-- START OF Extracted text --

Case ID: va_159/html/0871-01.html
Source: Caselaw Access Project
Author: {"author": "Campbell, C. J.,", "license": "Public Domain", "url": "https://static.case.law/"}
Date Created: 2024-08-24T03:29:51.129683

Richmond
    E. Warren Wall v. The American Bank and Trust Company.
    January 12, 1933.
    Present, Campbell, C. J., and Epes, Hudgins, Browning and Chinn, JJ.
    
      The opinion states the case.
    
      E. Warren Wall and George E. Allen, for the plaintiff in error.
    
      Williams & Mullen, Lewis C. Williams and Ralph T. Catterall for the defendant in error.
   Campbell, C. J.,

delivered the opinion of the court.

' On September 30, 1930, The American Bank and Trust Company of Richmond, Virginia, caused to be issued against' the plaintiff in error (hereinafter called defendant) , a resident of the county of Prince Edward, a civil warrant, which reads as follows:

“The Commonwealth of Virginia, Prince Edward County, to-wit:

“To John A. Clark, sheriff of said county:

“You are hereby commanded to summon E. Warren Wall who resides within the said county, to appear before me or some other justice of the said county, who may be then there to try this warrant, at my office, Main street, Farmville, Virginia, a place within the magisterial district in which the said E. Warren Wall resides, or in which this cause of action arose, at ten o’clock a. m. on the 7th day of October, 1930, to answer the complaint of American Bank and Trust Company of Richmond, Virginia, a corporation, upon a claim for three hundred dollars and no cents, with interest from July 4, 1930, until paid, plus fifteen per cent attorney’s fee as provided for in said note, subject to following credits: None. Due by said defendant on note dated May 5, 1930, payable sixty days after date to the American Bank and Trust Company at the American Bank and Trust Company of Richmond, Virginia, and then and there make due return of how you have executed this warrant.

“Given under my hand this the 30th day of September, 1930.

“J. P. McCraw, J. P.”

Process was duly served, and on October 6, 1930, upon motion of the defendant, the case was removed to the circuit court.

The case was docketed pursuant to the statute (see Code 1930, section 6243), and upon call thereof, the defendant, without entry of a plea of the general issue, filed a special plea of set-off, alleging in part that, “* * * the said plaintiff was and still is indebted to the said defendant in a large sum of money, to-wit: The sum of more than sixty-three thousand dollars ($63,000.00) for services and labor performed for the said plaintiff, and certain other banks of the city of Richmond, to-wit: The Merchants National Bank, The First National Bank, the National State and City Bank, The Planters National Bank, The Old Dominion Trust Company, The Broad Street Bank, The Union National National Bank, The Bank of Commerce and Trust, and the Central National Bank, for which said services performed at the special instance and request of the said banks above named, they jointly and severally promised and agreed to pay to the defendant the said sum and they and each of them now hold the said sum of money in trust for the said defendant, having received as a result of the said services and labor of the defendant, the sum of to-wit: One million, six hundred and sixty-six thousand, six hundred and sixty-six dollars and sixty-six cents ($1,666,666.66), which was earmarked with an attorney’s lien in favor of the defendant, and which the said bank and each of them now hold as trustee for the benefit of the defendant, and which they and each of them on the first day of January, 1930, promised the said defendant and agreed that they and each of them would pay to the said defendant the said attorney’s fee with interest thereon whenever they, the said banks, or any of them should be thereunto so requested; and the said defendant avers that the said sum of money so due and owing from the said plaintiff to the said defendant is still in arrears and unpaid.”

-- END OF Extracted text --
-- START OF Recorded data --

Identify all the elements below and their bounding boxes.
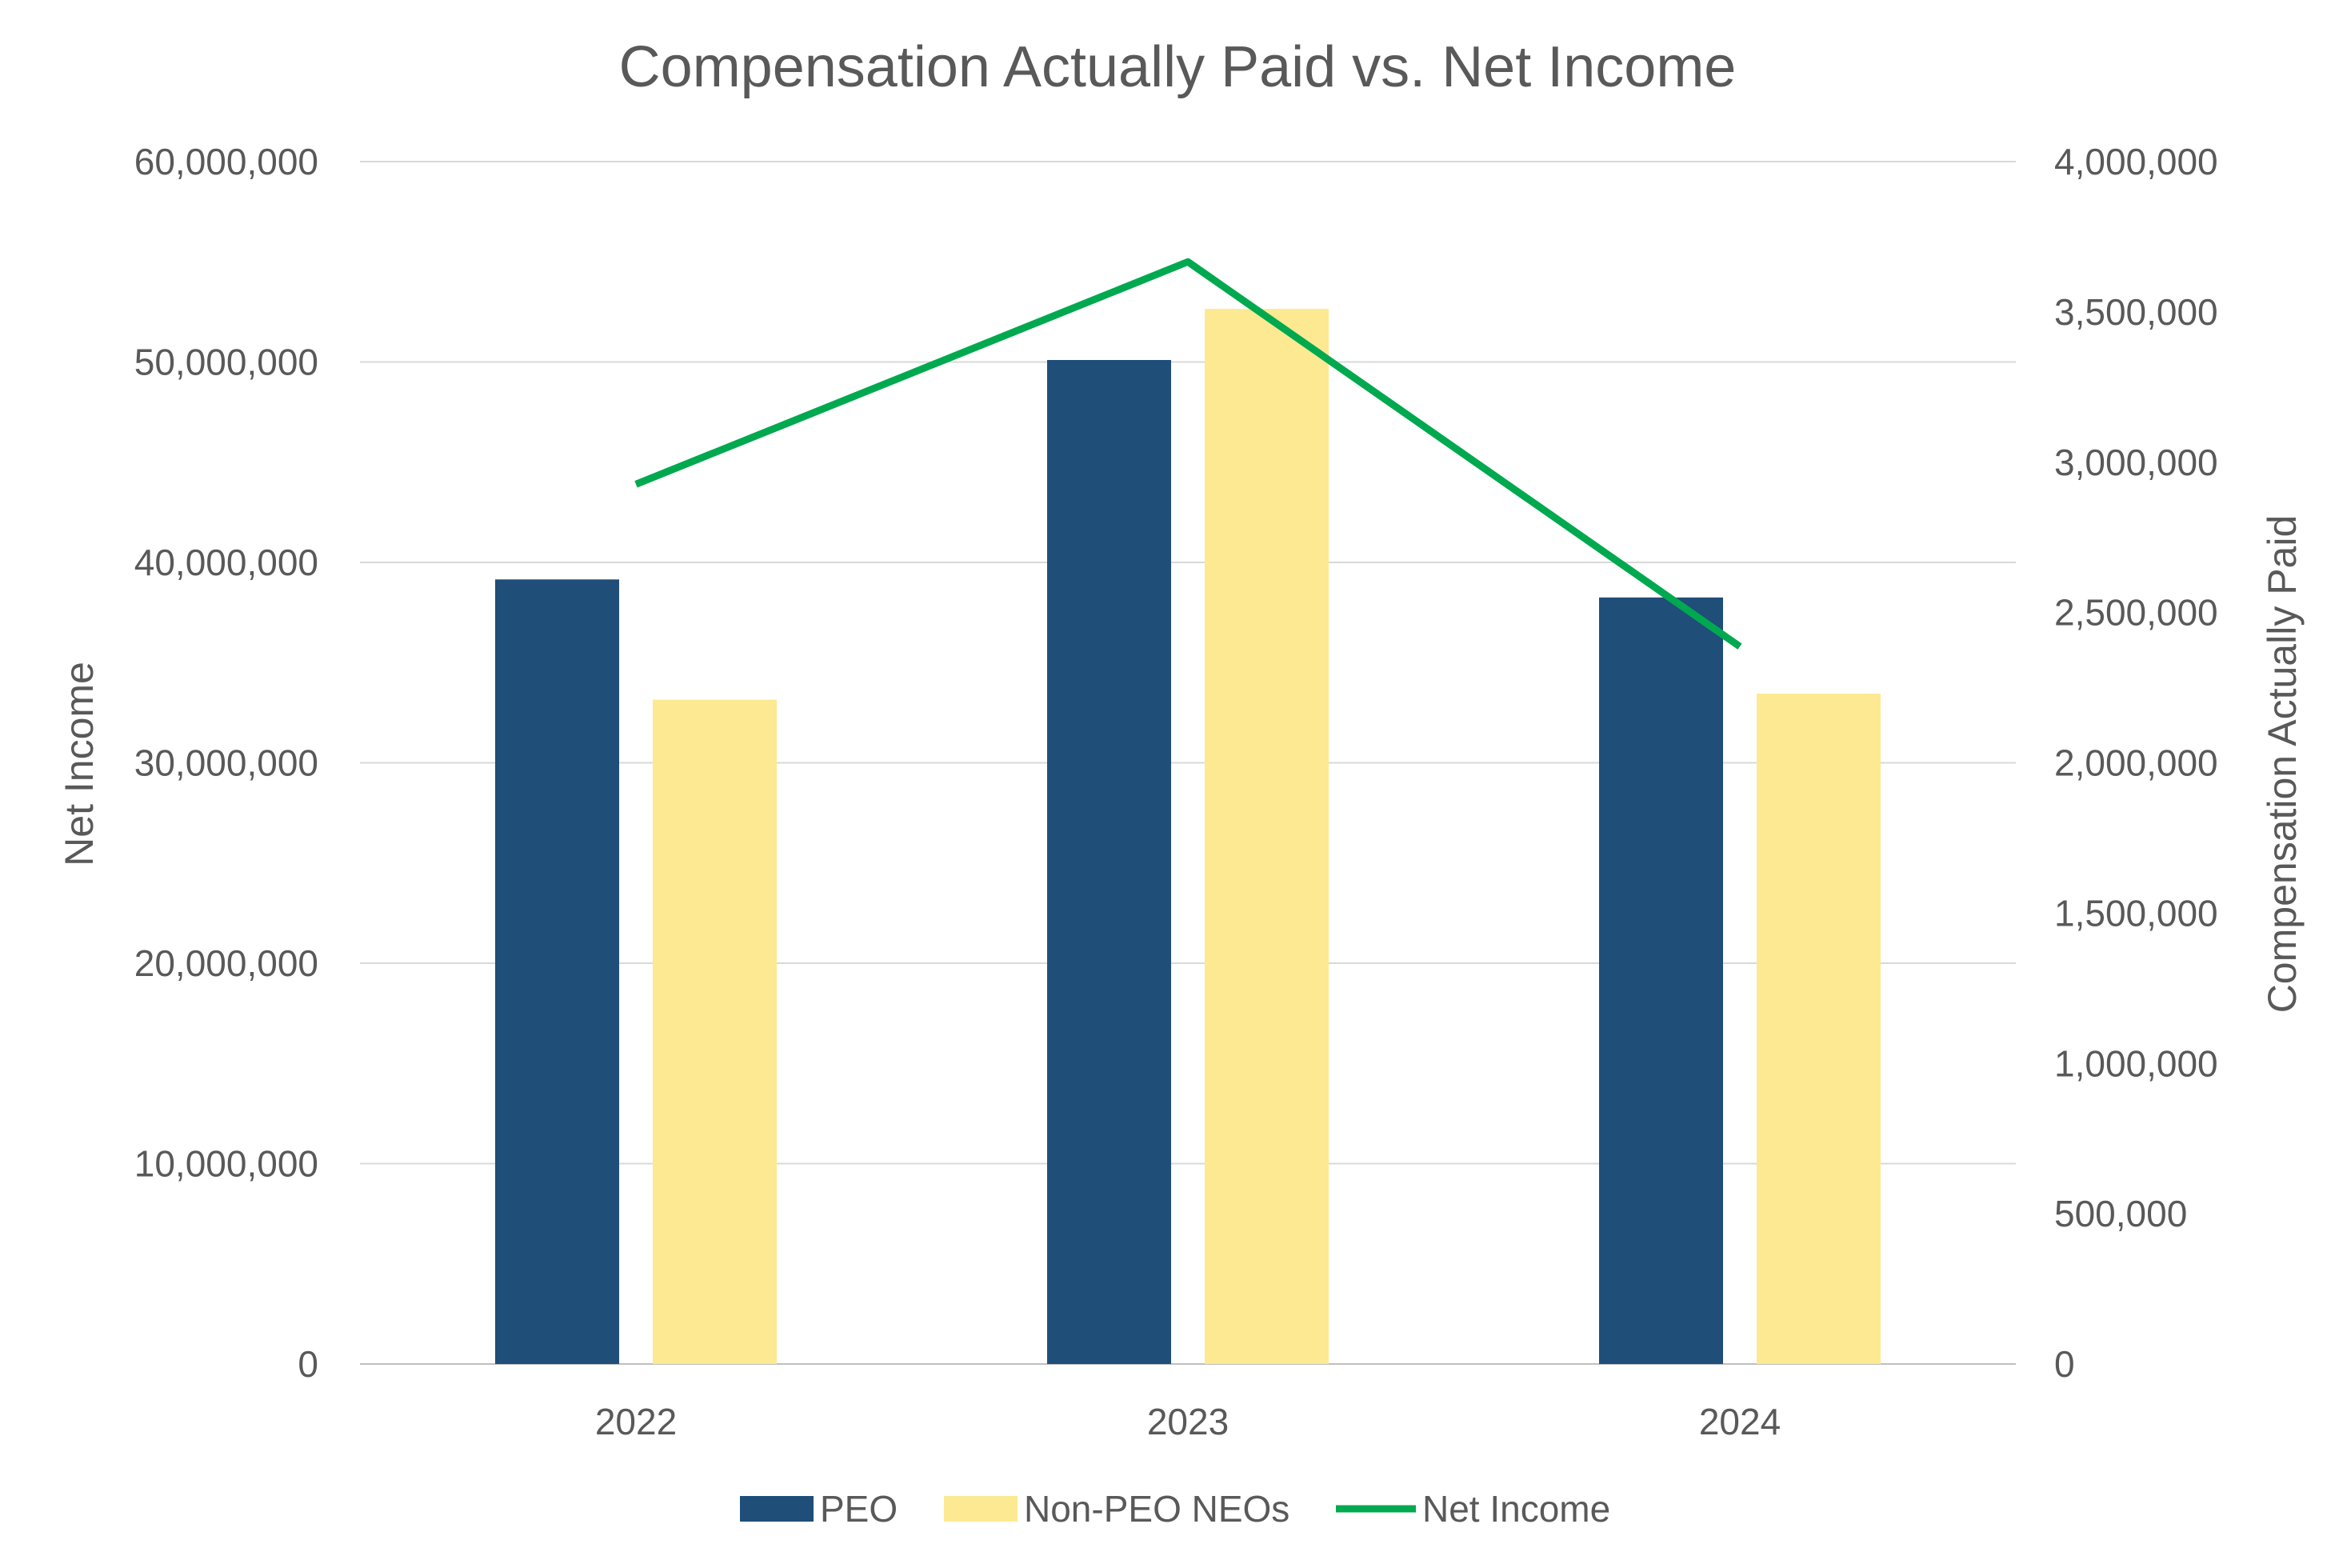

-- END OF Recorded data --

- [Your tasks]
a - In the court opinion, rewrite the part that opens with the words containing "Case ID: va_159/html/0871-01.html" and closes with "states the case.", replacing "Richmond" with "Norfolk".
b - Continue the court opinion in Wall v. The American Bank and Trust Company after its last sentence.
The material has no connection to the court opinion.

- [Outputs]
a -
Case ID: va_159/html/0871-01.html
Source: Caselaw Access Project
Author: {"author": "Campbell, C. J.,", "license": "Public Domain", "url": "https://static.case.law/"}
Date Created: 2024-08-24T03:29:51.129683

Norfolk
    E. Warren Wall v. The American Bank and Trust Company.
    January 12, 1933.
    Present, Campbell, C. J., and Epes, Hudgins, Browning and Chinn, JJ.
    
      The opinion states the case.

b -
Upon motion of the bank the plea was rejected. Thereupon, the defendant filed an amended plea which was likewise rejected, to which action of the court the defendant excepted. Without, so far as the record discloses, any other plea being filed, all matters of law and fact were submitted to the court and judgment was entered in favor of the plaintiff in the principal sum of $83.87, together with the costs in this behalf expended, including fifteen per cent of said sum for an attorney’s fee, provided for in the contract executed by the defendant, to-wit: The note sued on.

A motion to dismiss the writ of error was made in this court by the bank, on the ground that defendant had failed properly to preserve his exceptions according to the provisions of Rule XXII of this court.

The errors assigned by defendant are:

“Your petitioner respectfully assigns as error the following actions of the trial court:

“1. The trial court erred in permitting the bank to file a motion to reject the first plea of set-off and also a replication to that plea at the January, 1931, term of the court.

“2. The court erred in sustaining the bank’s motion to reject the said plea of set-off by its order of January 22, 1931.

“3. That the court erred in sustaining the motion of the bank to reject your petitioner’s second plea of set-off in its order of April 22, 1931.”

In view of our ultimate conclusion, it becomes unnecessary to discuss- either the motion to dismiss or the assignments of error.

The jurisdiction conferred upon a justice of the peace in civil matters is found in section 6015 of the Code. That section provides: “Any claim * * * to any debt * * * or to damages for breach of any contract * * * shall * * * if the claim do not exceed $300 * * * be cognizable by a justice, * *

It is settled law in this State that a justice of the peace, who derives all jurisdictional authority from the statute, can only exercise such jurisdiction as is expressly conferred on him. Martin v. City of Richmond, 108 Va. 765, 62 S. E. 800; Richmond v. Sutherland, 114 Va. 688, 696, 77 S. E. 470.

In Western Union Telegraph Co. v. Pettyjohn, 88 Va. 298, 13 S. E. 431, 432, it is said: “Any act of a tribunal beyond its jurisdiction is null and void, and of no effect whatever, whether without its territorial jurisdiction or beyond its powers.” (Italics added.)

The contract on which the bank based its action provided for the recovery of a sum of money beyond the jurisdiction of the justice of the peace. The actual recovery sought, under the terms of the contract, was the sum of $345. That is the language of the bond, and on that language jurisdiction must be based.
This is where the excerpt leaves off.